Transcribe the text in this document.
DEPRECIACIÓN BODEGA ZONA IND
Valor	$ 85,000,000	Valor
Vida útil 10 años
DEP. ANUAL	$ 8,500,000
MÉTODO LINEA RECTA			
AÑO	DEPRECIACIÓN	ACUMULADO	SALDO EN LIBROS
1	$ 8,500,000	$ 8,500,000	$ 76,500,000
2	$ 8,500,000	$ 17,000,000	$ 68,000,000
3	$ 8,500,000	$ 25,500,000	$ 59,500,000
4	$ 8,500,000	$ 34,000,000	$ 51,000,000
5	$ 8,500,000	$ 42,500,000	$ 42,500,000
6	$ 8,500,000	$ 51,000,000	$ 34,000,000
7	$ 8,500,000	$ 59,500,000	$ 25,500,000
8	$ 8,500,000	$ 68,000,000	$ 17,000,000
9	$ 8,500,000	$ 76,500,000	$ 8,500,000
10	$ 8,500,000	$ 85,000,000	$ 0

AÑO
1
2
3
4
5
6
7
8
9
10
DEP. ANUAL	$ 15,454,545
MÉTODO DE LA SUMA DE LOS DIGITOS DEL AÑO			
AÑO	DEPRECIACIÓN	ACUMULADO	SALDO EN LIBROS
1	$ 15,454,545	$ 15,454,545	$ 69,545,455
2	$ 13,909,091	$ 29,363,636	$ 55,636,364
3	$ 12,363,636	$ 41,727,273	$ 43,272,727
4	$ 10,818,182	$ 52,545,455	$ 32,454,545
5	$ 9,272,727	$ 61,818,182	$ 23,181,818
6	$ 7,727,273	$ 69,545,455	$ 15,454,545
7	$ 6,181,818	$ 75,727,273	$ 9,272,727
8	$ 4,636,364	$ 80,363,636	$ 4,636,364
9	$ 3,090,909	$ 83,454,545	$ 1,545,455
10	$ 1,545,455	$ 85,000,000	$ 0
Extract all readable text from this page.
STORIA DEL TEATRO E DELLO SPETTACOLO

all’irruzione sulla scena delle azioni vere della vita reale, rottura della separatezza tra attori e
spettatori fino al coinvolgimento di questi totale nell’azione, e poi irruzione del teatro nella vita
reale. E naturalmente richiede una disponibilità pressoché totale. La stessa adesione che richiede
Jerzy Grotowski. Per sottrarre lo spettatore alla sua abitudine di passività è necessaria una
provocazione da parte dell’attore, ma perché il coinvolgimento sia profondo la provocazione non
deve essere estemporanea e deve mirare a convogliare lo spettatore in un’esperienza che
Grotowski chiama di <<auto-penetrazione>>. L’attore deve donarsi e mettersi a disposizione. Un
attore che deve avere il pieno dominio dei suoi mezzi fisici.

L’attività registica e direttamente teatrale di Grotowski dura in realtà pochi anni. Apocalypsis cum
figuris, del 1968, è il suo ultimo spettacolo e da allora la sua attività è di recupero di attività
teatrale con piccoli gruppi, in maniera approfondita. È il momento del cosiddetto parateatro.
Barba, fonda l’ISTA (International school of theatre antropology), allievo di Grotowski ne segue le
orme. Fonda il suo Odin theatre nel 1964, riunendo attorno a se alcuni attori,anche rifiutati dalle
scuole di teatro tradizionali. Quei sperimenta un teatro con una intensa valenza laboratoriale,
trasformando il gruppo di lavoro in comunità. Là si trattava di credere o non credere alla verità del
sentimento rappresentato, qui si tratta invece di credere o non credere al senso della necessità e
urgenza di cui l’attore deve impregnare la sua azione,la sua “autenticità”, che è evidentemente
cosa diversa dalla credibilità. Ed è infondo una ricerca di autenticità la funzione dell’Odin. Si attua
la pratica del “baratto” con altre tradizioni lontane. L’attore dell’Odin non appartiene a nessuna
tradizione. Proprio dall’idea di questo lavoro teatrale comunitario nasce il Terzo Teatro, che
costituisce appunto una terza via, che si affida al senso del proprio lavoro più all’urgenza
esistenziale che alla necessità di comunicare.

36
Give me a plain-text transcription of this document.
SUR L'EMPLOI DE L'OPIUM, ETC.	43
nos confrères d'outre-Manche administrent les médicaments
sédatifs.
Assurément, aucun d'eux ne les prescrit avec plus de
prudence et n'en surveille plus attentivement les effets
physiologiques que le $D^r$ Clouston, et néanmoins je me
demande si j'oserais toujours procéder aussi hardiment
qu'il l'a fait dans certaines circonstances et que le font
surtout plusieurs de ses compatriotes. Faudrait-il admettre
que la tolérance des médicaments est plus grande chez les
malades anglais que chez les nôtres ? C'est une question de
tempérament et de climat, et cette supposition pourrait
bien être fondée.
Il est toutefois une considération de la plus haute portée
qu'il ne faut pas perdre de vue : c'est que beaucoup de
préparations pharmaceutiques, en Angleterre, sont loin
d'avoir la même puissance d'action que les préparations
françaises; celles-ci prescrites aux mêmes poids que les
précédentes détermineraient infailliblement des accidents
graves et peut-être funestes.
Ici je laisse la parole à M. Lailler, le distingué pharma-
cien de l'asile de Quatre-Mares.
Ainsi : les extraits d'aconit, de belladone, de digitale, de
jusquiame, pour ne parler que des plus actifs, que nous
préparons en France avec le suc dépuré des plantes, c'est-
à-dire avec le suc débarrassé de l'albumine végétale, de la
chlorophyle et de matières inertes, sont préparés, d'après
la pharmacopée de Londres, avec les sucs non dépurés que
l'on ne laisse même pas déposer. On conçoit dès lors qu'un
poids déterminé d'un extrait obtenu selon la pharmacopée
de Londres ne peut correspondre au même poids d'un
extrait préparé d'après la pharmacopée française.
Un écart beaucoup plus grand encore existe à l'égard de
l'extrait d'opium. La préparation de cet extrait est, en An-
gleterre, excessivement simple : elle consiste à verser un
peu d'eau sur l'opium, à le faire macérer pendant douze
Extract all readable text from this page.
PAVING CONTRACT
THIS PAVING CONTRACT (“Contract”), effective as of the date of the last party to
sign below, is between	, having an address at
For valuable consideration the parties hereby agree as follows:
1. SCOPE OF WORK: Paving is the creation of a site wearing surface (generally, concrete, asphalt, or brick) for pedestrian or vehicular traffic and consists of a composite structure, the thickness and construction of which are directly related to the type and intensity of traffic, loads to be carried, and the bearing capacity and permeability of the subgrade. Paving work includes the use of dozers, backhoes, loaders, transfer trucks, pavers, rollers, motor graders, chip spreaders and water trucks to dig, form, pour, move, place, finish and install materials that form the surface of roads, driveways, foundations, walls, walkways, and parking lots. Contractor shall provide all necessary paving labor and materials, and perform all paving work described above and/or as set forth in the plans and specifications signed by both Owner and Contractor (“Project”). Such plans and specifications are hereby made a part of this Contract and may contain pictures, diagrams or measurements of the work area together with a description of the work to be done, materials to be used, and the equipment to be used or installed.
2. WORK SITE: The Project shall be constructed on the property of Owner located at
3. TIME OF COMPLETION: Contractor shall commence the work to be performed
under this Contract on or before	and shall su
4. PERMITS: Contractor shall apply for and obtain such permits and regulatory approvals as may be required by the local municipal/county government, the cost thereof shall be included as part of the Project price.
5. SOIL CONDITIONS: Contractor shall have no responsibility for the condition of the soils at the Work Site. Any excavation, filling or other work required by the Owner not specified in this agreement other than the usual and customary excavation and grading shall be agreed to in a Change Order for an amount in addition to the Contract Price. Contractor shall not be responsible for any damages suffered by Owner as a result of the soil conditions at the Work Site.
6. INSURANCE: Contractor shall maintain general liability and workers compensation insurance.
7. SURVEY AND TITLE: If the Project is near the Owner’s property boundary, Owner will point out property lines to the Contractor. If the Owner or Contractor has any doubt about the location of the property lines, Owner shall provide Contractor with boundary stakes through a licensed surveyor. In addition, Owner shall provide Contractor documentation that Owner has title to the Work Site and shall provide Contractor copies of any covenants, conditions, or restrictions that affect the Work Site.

——————

Given instruction
Report how many lines of the listing hold the word "MÉTODO", with nothing but the number.

Result below
2